Records for the task:
▬▬▬▬▬▬
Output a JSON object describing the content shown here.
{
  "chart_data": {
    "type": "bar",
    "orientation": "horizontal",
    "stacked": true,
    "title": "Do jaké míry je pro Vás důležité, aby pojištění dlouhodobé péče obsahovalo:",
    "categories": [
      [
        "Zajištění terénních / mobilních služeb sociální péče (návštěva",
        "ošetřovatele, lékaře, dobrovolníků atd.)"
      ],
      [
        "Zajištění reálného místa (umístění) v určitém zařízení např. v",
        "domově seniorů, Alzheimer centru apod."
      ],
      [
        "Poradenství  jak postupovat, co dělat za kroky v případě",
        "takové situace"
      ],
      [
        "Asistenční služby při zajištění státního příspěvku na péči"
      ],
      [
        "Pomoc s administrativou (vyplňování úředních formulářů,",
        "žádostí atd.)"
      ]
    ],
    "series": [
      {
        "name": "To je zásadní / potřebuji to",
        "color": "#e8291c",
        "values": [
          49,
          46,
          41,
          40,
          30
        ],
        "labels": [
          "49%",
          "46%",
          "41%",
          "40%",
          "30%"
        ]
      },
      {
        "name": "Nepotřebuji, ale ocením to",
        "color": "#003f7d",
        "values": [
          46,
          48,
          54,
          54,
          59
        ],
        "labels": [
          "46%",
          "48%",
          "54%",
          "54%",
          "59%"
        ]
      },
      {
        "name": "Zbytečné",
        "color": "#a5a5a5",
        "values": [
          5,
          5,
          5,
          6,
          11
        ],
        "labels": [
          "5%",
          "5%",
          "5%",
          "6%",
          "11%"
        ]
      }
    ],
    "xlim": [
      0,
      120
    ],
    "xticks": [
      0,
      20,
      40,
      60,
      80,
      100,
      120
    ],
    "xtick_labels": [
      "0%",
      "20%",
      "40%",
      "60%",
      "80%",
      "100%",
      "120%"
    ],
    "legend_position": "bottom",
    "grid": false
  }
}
▬▬▬▬▬▬
Problem to solve:
Read the data above. Pull out each line in which the string "color" appears.

Written response:
        "color": "#e8291c",
        "color": "#003f7d",
        "color": "#a5a5a5",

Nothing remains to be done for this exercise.